§ **Task prompt**
Write out the stretch of the garden passage from "2020 has been" through "paved area above.", word for word.

§ **Selection**
2020 has been a year like no other, and it’s inevitable that most people will be glad to see the back of it. The garden, however, has its own agenda and is little affected by the goings-on of the wider world, so 2020 on this blog ends with the usual look round the garden. We had a light falling of snow a couple of days ago, partially washed away by the gentle showers that followed it, but the rest has remained, courtesy of barely above freezing temperatures, giving a pleasing scrunch when walked on. Blackbirds have increasingly been enjoying the pretty crabs on Malus ‘Evereste’, but there are still plenty of fruits on the tree, shining nearly as brightly as the red berry Christmas lights that are still strung across the paved area above.

§ **Supplied material**
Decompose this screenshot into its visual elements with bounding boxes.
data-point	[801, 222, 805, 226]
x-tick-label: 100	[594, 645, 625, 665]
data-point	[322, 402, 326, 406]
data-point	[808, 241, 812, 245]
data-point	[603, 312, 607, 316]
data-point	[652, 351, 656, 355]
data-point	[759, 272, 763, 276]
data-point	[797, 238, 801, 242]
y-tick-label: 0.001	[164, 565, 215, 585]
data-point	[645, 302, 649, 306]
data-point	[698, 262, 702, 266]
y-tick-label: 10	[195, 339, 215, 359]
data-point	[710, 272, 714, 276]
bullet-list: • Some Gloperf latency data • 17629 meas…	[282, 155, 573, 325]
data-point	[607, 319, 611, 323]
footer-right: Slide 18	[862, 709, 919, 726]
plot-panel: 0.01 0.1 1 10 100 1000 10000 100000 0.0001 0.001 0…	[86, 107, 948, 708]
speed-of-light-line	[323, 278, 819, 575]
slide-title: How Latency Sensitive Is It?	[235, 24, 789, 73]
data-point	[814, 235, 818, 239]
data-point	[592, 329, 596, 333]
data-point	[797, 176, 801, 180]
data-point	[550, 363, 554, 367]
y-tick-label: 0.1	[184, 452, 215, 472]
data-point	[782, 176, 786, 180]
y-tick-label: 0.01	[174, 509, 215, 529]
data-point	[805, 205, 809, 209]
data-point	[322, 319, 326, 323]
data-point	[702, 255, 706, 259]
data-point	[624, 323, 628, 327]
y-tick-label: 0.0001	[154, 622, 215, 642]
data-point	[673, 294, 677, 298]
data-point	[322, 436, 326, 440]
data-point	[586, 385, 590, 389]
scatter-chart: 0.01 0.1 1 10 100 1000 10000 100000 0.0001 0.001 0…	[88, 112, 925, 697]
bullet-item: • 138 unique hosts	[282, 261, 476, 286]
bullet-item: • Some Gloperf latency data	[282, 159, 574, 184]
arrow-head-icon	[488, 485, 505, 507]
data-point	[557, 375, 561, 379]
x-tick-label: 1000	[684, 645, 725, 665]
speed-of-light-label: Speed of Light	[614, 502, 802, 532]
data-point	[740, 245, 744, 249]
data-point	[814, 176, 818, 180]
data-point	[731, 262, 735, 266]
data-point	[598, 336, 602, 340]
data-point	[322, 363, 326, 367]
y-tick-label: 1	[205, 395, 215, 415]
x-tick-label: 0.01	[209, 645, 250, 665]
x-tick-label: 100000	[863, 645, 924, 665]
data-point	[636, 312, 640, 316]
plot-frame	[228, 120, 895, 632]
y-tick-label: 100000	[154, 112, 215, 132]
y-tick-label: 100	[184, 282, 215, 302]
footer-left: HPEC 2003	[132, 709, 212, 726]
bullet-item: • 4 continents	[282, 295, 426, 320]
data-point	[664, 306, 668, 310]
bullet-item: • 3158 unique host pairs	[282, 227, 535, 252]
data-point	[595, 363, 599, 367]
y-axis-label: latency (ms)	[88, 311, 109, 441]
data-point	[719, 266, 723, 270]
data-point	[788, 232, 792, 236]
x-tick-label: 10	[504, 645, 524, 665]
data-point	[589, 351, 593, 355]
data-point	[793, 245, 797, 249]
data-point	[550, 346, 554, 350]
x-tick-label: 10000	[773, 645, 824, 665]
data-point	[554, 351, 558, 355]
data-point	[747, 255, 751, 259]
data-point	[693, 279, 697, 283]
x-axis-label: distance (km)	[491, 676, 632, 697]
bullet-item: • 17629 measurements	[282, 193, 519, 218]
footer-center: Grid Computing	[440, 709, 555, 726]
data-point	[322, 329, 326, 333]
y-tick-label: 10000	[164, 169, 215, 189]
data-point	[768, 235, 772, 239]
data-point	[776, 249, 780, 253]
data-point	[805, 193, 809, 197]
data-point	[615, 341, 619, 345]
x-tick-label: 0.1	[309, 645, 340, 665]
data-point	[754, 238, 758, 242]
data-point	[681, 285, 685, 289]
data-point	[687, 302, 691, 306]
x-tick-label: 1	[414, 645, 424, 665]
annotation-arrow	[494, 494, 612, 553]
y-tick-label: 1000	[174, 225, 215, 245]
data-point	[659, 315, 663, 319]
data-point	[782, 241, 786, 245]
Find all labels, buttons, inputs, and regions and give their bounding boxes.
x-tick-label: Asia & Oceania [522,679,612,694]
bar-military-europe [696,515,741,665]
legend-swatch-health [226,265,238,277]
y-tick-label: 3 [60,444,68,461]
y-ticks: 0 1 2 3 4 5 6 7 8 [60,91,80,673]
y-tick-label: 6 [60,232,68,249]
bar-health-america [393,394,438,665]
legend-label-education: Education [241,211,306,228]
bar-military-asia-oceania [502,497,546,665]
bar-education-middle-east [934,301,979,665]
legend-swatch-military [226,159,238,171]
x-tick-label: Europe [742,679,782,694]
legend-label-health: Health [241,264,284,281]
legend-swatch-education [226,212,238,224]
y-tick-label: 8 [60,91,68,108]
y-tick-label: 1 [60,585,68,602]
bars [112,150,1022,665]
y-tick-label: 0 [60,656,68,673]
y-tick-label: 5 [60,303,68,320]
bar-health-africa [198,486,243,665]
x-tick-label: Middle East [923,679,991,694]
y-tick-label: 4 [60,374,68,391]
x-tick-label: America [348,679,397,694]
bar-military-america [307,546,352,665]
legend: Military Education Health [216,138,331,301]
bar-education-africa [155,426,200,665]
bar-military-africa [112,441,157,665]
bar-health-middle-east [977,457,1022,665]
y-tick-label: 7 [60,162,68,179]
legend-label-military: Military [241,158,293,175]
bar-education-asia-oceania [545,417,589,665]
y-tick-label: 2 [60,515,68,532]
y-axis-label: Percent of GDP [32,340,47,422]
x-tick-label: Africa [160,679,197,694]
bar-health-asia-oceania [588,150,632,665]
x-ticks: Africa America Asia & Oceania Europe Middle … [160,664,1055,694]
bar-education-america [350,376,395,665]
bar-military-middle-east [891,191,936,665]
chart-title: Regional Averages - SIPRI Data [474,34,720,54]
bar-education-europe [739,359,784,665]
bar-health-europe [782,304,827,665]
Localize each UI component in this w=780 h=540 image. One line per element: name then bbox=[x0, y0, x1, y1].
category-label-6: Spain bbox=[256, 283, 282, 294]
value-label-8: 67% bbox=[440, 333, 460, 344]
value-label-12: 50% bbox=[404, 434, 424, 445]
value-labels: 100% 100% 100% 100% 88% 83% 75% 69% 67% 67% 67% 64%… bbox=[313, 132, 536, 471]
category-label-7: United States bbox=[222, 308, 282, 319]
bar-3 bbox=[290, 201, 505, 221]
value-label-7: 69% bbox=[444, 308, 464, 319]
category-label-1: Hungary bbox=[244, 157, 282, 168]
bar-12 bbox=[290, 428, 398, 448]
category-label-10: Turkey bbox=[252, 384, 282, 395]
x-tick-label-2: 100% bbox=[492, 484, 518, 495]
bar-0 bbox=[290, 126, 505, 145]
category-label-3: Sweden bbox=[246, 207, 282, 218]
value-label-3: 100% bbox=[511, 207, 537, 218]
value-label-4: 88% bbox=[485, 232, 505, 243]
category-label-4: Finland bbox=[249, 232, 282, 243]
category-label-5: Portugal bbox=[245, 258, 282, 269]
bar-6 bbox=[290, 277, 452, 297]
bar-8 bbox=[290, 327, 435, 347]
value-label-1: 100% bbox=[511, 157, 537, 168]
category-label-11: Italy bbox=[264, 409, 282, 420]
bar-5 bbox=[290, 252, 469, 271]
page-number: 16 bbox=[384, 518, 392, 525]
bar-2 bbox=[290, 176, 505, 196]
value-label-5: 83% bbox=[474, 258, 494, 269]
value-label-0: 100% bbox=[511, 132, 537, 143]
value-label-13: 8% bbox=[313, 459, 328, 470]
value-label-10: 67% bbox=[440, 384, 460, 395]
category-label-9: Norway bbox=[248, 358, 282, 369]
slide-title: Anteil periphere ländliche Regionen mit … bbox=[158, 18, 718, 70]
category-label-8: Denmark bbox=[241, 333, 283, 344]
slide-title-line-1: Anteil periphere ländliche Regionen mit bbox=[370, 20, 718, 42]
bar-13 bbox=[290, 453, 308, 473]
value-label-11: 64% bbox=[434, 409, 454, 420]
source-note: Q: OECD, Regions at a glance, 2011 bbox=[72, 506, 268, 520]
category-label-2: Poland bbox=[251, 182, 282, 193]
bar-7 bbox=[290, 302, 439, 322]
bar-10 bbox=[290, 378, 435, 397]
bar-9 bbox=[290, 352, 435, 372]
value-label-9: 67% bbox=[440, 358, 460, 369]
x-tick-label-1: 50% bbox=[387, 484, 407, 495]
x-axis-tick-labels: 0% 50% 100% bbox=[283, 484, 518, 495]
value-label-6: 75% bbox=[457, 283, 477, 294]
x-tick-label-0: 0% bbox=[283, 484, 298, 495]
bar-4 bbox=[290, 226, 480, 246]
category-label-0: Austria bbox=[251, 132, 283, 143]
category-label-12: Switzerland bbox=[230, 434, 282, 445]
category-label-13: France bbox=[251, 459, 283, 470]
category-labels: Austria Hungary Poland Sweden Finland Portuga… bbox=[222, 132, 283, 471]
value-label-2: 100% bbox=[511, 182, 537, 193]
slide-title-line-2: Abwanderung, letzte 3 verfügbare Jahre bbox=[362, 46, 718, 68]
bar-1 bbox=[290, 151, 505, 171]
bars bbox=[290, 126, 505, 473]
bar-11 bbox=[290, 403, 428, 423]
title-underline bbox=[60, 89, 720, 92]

§ **Final result**
2020 has been a year like no other, and it’s inevitable that most people will be glad to see the back of it. The garden, however, has its own agenda and is little affected by the goings-on of the wider world, so 2020 on this blog ends with the usual look round the garden. We had a light falling of snow a couple of days ago, partially washed away by the gentle showers that followed it, but the rest has remained, courtesy of barely above freezing temperatures, giving a pleasing scrunch when walked on. Blackbirds have increasingly been enjoying the pretty crabs on Malus ‘Evereste’, but there are still plenty of fruits on the tree, shining nearly as brightly as the red berry Christmas lights that are still strung across the paved area above.